- Things to do:
(a) Translate the following sentence from the museum exhibition announcement into Spanish: "These exhibits will be on display beginning Tuesday, January 21, through Friday, February 28."
(b) Transcribe a passage from the museum exhibition announcement without alteration. Begin at the words "John J. McDonough Museum of Art announces" and stop after the words "Hutnick and Sidney Mullis.".

- Selected text:

John J. McDonough Museum of Art announces five exhibitions to open in 2025

The John J. McDonough Museum of Art, Youngstown State University’s Center of Contemporary Art, will open 2025 with five dynamic exhibitions featuring guest artists Julia Betts, Anna Chapman, Abby Cipar, Will Hutnick and Sidney Mullis.

These exhibits will be on display beginning Tuesday, January 21, through Friday, February 28.

Betts’ The Dams are Broken explores the human body as a fragile vessel yearning to break through boundaries and let its identity come forward. The Dams are Broken “oscillates between containment and release, shifting fluidly between abstract and recognizable forms,” Betts said.

Betts is currently an adjunct professor at Carnegie Mellon University. She has been the recipient of numerous residencies, and her work has been exhibited nationally and has appeared in several publications. Betts will give a lecture as part of the Department of Art Lecture Series Wednesday, Feb. 5, at 5:30 p.m. in the McDonough Auditorium.

- Data excerpt:
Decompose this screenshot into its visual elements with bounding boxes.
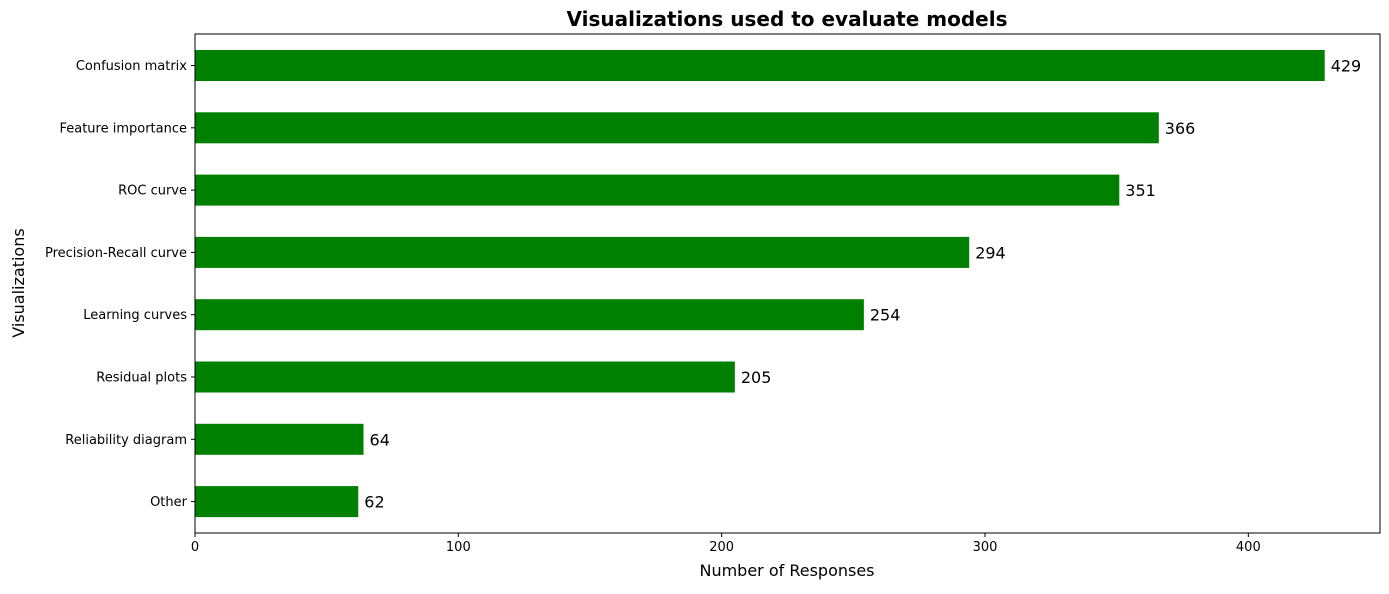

- Solutions to the exercise:
(a) Estas exposiciones estarán abiertas al público desde el martes 21 de enero hasta el viernes 28 de febrero.

(b)
John J. McDonough Museum of Art announces five exhibitions to open in 2025

The John J. McDonough Museum of Art, Youngstown State University’s Center of Contemporary Art, will open 2025 with five dynamic exhibitions featuring guest artists Julia Betts, Anna Chapman, Abby Cipar, Will Hutnick and Sidney Mullis.